**STATED PROBLEM:**
Skip the pictures and repeat each line of the data exactly.

[Data entries]

# # # # #

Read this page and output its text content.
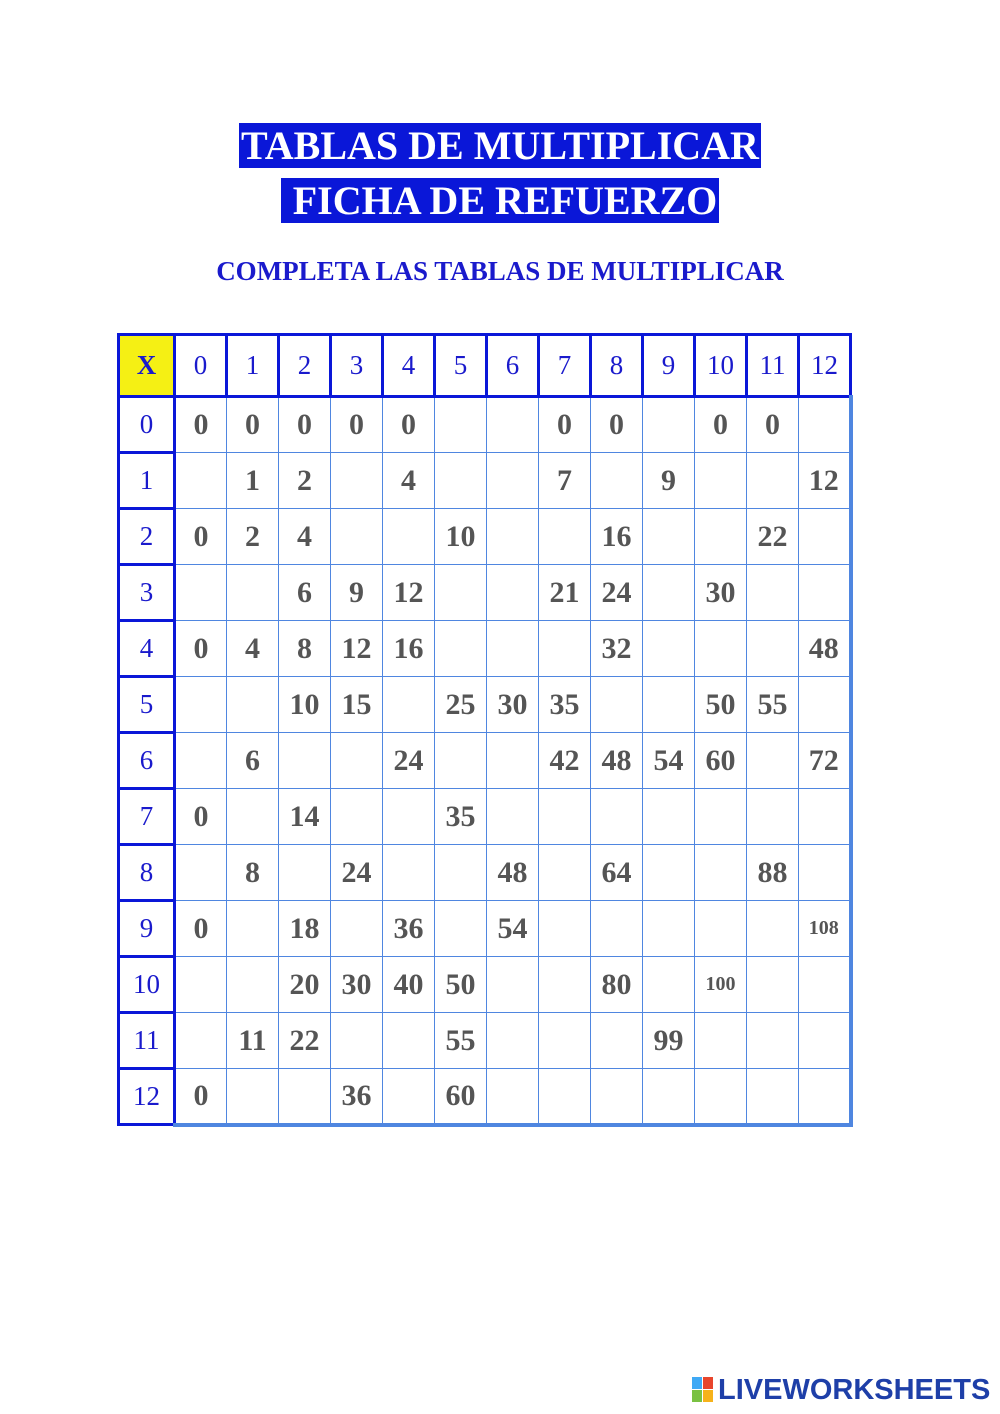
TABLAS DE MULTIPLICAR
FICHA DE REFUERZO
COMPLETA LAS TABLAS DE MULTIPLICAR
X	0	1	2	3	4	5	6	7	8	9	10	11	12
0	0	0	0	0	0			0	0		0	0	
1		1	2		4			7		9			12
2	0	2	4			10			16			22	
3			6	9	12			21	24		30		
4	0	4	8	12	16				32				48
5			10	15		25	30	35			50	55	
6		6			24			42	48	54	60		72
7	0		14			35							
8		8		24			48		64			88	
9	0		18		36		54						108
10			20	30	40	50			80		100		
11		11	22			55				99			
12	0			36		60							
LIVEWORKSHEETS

# # # # #

**OUTPUT FOR THIS EXERCISE:**
Read this page and output its text content.
TABLAS DE MULTIPLICAR
FICHA DE REFUERZO
COMPLETA LAS TABLAS DE MULTIPLICAR
X	0	1	2	3	4	5	6	7	8	9	10	11	12
0	0	0	0	0	0			0	0		0	0	
1		1	2		4			7		9			12
2	0	2	4			10			16			22	
3			6	9	12			21	24		30		
4	0	4	8	12	16				32				48
5			10	15		25	30	35			50	55	
6		6			24			42	48	54	60		72
7	0		14			35							
8		8		24			48		64			88	
9	0		18		36		54						108
10			20	30	40	50			80		100		
11		11	22			55				99			
12	0			36		60							
LIVEWORKSHEETS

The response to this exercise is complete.